[A run of records]
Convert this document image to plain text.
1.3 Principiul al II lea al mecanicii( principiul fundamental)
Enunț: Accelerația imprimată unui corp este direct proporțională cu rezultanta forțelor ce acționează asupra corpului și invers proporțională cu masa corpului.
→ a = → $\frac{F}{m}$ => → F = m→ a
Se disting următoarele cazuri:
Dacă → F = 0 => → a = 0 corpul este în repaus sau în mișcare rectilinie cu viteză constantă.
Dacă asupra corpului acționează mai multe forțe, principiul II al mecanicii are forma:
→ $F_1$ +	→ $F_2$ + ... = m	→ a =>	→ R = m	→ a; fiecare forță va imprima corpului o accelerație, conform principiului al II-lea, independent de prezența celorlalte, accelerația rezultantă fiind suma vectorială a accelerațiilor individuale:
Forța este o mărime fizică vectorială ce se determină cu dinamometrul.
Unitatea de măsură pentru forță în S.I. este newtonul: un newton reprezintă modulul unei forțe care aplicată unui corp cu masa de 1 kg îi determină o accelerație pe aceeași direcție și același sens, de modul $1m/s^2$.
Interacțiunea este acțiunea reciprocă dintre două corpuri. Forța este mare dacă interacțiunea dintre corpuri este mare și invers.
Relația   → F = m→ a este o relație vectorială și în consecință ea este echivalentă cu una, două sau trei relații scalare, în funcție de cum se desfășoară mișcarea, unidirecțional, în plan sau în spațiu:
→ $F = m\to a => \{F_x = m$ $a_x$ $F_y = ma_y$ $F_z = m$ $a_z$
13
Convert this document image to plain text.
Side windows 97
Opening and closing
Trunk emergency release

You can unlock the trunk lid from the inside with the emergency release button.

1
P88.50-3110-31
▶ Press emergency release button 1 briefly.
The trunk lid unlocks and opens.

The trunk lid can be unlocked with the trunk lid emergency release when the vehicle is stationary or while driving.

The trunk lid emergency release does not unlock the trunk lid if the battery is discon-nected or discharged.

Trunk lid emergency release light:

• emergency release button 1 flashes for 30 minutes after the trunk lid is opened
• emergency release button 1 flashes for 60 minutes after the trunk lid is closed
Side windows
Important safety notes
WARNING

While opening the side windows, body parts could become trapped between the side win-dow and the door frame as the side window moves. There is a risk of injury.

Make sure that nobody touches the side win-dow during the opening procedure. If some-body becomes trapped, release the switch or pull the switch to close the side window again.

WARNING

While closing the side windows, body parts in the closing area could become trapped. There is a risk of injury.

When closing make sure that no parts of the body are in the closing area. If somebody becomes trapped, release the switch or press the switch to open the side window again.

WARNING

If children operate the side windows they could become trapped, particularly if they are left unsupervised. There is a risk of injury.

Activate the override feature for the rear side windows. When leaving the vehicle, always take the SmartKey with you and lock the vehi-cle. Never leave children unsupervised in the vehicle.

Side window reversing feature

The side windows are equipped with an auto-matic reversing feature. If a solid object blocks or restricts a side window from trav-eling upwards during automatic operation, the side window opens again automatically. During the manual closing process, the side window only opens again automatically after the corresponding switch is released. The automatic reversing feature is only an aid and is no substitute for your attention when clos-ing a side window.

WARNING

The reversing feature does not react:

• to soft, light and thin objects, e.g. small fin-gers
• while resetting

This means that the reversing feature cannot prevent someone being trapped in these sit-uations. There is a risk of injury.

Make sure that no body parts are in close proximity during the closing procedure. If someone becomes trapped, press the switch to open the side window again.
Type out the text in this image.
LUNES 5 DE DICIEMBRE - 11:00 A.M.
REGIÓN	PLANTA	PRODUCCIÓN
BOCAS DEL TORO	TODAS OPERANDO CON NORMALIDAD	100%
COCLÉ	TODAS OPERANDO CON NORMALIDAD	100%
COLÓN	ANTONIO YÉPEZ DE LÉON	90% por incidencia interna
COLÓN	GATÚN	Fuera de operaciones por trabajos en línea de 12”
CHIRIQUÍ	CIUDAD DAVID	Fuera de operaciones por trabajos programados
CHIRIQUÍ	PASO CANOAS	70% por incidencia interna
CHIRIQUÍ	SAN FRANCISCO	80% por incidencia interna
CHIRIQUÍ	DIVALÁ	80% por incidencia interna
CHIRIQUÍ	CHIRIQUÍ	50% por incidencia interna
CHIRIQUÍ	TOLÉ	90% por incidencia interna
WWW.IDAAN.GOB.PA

* Task objective: Each line of the listing should be echoed back exactly.

* Result for this exercise:
Convert this document image to plain text.
1.3 Principiul al II lea al mecanicii( principiul fundamental)
Enunț: Accelerația imprimată unui corp este direct proporțională cu rezultanta forțelor ce acționează asupra corpului și invers proporțională cu masa corpului.
→ a = → $\frac{F}{m}$ => → F = m→ a
Se disting următoarele cazuri:
Dacă → F = 0 => → a = 0 corpul este în repaus sau în mișcare rectilinie cu viteză constantă.
Dacă asupra corpului acționează mai multe forțe, principiul II al mecanicii are forma:
→ $F_1$ +	→ $F_2$ + ... = m	→ a =>	→ R = m	→ a; fiecare forță va imprima corpului o accelerație, conform principiului al II-lea, independent de prezența celorlalte, accelerația rezultantă fiind suma vectorială a accelerațiilor individuale:
Forța este o mărime fizică vectorială ce se determină cu dinamometrul.
Unitatea de măsură pentru forță în S.I. este newtonul: un newton reprezintă modulul unei forțe care aplicată unui corp cu masa de 1 kg îi determină o accelerație pe aceeași direcție și același sens, de modul $1m/s^2$.
Interacțiunea este acțiunea reciprocă dintre două corpuri. Forța este mare dacă interacțiunea dintre corpuri este mare și invers.
Relația   → F = m→ a este o relație vectorială și în consecință ea este echivalentă cu una, două sau trei relații scalare, în funcție de cum se desfășoară mișcarea, unidirecțional, în plan sau în spațiu:
→ $F = m\to a => \{F_x = m$ $a_x$ $F_y = ma_y$ $F_z = m$ $a_z$
13
Convert this document image to plain text.
Side windows 97
Opening and closing
Trunk emergency release

You can unlock the trunk lid from the inside with the emergency release button.

1
P88.50-3110-31
▶ Press emergency release button 1 briefly.
The trunk lid unlocks and opens.

The trunk lid can be unlocked with the trunk lid emergency release when the vehicle is stationary or while driving.

The trunk lid emergency release does not unlock the trunk lid if the battery is discon-nected or discharged.

Trunk lid emergency release light:

• emergency release button 1 flashes for 30 minutes after the trunk lid is opened
• emergency release button 1 flashes for 60 minutes after the trunk lid is closed
Side windows
Important safety notes
WARNING

While opening the side windows, body parts could become trapped between the side win-dow and the door frame as the side window moves. There is a risk of injury.

Make sure that nobody touches the side win-dow during the opening procedure. If some-body becomes trapped, release the switch or pull the switch to close the side window again.

WARNING

While closing the side windows, body parts in the closing area could become trapped. There is a risk of injury.

When closing make sure that no parts of the body are in the closing area. If somebody becomes trapped, release the switch or press the switch to open the side window again.

WARNING

If children operate the side windows they could become trapped, particularly if they are left unsupervised. There is a risk of injury.

Activate the override feature for the rear side windows. When leaving the vehicle, always take the SmartKey with you and lock the vehi-cle. Never leave children unsupervised in the vehicle.

Side window reversing feature

The side windows are equipped with an auto-matic reversing feature. If a solid object blocks or restricts a side window from trav-eling upwards during automatic operation, the side window opens again automatically. During the manual closing process, the side window only opens again automatically after the corresponding switch is released. The automatic reversing feature is only an aid and is no substitute for your attention when clos-ing a side window.

WARNING

The reversing feature does not react:

• to soft, light and thin objects, e.g. small fin-gers
• while resetting

This means that the reversing feature cannot prevent someone being trapped in these sit-uations. There is a risk of injury.

Make sure that no body parts are in close proximity during the closing procedure. If someone becomes trapped, press the switch to open the side window again.
Type out the text in this image.
LUNES 5 DE DICIEMBRE - 11:00 A.M.
REGIÓN	PLANTA	PRODUCCIÓN
BOCAS DEL TORO	TODAS OPERANDO CON NORMALIDAD	100%
COCLÉ	TODAS OPERANDO CON NORMALIDAD	100%
COLÓN	ANTONIO YÉPEZ DE LÉON	90% por incidencia interna
COLÓN	GATÚN	Fuera de operaciones por trabajos en línea de 12”
CHIRIQUÍ	CIUDAD DAVID	Fuera de operaciones por trabajos programados
CHIRIQUÍ	PASO CANOAS	70% por incidencia interna
CHIRIQUÍ	SAN FRANCISCO	80% por incidencia interna
CHIRIQUÍ	DIVALÁ	80% por incidencia interna
CHIRIQUÍ	CHIRIQUÍ	50% por incidencia interna
CHIRIQUÍ	TOLÉ	90% por incidencia interna
WWW.IDAAN.GOB.PA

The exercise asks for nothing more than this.